**EXERCISE GOAL:**
Return the records that follow, matching each one exactly.

Stored entries:
· · ·
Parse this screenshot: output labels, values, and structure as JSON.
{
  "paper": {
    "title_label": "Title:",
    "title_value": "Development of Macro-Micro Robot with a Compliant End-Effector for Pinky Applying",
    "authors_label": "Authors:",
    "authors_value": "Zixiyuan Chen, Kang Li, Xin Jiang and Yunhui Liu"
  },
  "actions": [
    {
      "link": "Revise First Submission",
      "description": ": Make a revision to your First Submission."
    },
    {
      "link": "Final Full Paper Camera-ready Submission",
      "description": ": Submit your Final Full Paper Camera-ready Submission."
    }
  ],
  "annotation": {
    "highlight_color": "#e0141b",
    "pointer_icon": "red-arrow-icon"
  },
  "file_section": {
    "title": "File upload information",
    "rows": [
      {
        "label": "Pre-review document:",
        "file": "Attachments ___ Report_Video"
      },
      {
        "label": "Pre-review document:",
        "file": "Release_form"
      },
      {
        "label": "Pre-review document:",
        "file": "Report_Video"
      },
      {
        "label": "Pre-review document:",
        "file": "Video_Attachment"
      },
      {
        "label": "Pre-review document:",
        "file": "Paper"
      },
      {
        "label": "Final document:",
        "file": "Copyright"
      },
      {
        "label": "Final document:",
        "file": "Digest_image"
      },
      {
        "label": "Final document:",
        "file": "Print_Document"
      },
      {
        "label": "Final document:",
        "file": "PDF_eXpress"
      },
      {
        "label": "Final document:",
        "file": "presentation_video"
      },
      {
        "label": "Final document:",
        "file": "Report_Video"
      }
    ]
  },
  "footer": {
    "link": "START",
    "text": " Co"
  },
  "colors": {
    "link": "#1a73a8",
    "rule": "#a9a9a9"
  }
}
· · ·
**FINISHED TASK:**
Parse this screenshot: output labels, values, and structure as JSON.
{
  "paper": {
    "title_label": "Title:",
    "title_value": "Development of Macro-Micro Robot with a Compliant End-Effector for Pinky Applying",
    "authors_label": "Authors:",
    "authors_value": "Zixiyuan Chen, Kang Li, Xin Jiang and Yunhui Liu"
  },
  "actions": [
    {
      "link": "Revise First Submission",
      "description": ": Make a revision to your First Submission."
    },
    {
      "link": "Final Full Paper Camera-ready Submission",
      "description": ": Submit your Final Full Paper Camera-ready Submission."
    }
  ],
  "annotation": {
    "highlight_color": "#e0141b",
    "pointer_icon": "red-arrow-icon"
  },
  "file_section": {
    "title": "File upload information",
    "rows": [
      {
        "label": "Pre-review document:",
        "file": "Attachments ___ Report_Video"
      },
      {
        "label": "Pre-review document:",
        "file": "Release_form"
      },
      {
        "label": "Pre-review document:",
        "file": "Report_Video"
      },
      {
        "label": "Pre-review document:",
        "file": "Video_Attachment"
      },
      {
        "label": "Pre-review document:",
        "file": "Paper"
      },
      {
        "label": "Final document:",
        "file": "Copyright"
      },
      {
        "label": "Final document:",
        "file": "Digest_image"
      },
      {
        "label": "Final document:",
        "file": "Print_Document"
      },
      {
        "label": "Final document:",
        "file": "PDF_eXpress"
      },
      {
        "label": "Final document:",
        "file": "presentation_video"
      },
      {
        "label": "Final document:",
        "file": "Report_Video"
      }
    ]
  },
  "footer": {
    "link": "START",
    "text": " Co"
  },
  "colors": {
    "link": "#1a73a8",
    "rule": "#a9a9a9"
  }
}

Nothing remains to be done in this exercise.